→ **WORK TO DO**:
Find each line in the items below that contains the string "range" and copy those lines. Case counts when matching.

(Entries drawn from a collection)
○ ○ ○

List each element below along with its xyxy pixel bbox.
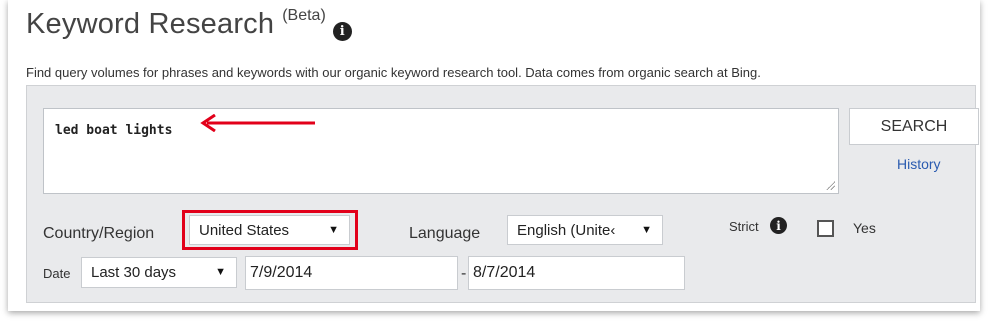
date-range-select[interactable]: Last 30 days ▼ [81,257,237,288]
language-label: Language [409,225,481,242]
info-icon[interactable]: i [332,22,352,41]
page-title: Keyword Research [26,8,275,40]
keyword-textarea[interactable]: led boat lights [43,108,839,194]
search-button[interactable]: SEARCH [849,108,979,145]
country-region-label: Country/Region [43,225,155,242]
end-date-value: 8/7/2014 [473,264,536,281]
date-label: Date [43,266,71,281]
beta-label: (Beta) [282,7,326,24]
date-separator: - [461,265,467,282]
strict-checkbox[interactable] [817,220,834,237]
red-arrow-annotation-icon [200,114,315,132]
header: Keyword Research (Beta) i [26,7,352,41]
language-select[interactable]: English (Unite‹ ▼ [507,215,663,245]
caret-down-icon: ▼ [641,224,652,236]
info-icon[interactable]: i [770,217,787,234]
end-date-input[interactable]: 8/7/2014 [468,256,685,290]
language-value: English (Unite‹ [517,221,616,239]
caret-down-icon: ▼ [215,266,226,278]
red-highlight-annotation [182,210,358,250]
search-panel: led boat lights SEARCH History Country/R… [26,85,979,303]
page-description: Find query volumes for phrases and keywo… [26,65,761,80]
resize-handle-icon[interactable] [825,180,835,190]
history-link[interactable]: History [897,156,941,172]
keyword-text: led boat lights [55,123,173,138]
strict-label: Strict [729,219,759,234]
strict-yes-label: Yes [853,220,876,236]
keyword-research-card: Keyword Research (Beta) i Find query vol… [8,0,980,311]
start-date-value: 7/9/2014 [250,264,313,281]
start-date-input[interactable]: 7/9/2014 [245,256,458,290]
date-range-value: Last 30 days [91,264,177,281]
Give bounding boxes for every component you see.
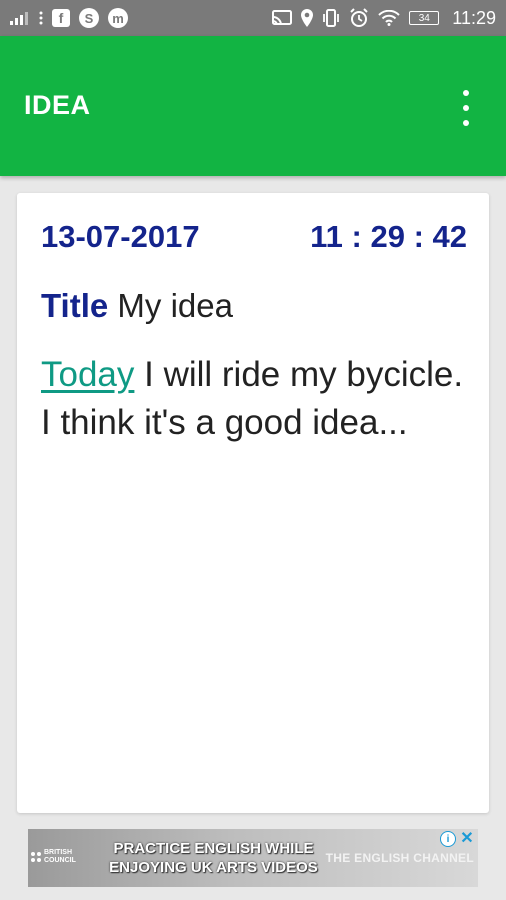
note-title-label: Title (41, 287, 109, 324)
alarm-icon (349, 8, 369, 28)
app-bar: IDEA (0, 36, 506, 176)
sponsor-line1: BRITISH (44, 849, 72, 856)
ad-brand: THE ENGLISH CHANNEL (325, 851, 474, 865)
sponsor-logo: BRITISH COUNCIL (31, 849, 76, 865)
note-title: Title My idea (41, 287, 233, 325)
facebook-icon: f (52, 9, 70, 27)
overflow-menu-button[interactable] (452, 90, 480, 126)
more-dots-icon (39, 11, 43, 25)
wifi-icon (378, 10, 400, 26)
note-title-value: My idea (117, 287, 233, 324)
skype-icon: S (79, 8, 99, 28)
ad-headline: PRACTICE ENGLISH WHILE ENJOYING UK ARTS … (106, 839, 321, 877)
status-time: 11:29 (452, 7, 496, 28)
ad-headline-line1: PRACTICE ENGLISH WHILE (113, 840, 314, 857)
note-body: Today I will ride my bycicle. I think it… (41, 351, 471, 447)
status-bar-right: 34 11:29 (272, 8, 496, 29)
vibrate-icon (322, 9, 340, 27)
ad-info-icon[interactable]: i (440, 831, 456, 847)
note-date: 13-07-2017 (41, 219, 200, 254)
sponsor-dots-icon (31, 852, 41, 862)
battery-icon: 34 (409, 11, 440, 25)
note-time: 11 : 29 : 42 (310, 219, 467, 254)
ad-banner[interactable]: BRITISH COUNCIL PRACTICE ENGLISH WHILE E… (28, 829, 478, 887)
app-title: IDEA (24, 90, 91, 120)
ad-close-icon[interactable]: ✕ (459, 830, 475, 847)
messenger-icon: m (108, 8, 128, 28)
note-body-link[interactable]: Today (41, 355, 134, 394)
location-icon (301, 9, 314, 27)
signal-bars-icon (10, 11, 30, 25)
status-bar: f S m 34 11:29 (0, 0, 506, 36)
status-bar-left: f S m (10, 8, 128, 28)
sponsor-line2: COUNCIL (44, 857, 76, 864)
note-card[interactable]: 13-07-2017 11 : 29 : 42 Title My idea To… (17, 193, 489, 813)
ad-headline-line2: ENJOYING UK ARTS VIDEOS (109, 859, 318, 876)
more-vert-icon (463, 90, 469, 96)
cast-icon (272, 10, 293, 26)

○ ○ ○

→ **SOLUTION FOR THIS PROBLEM**:
date-range-select[interactable]: Last 30 days ▼ [81,257,237,288]
date-range-value: Last 30 days [91,264,177,281]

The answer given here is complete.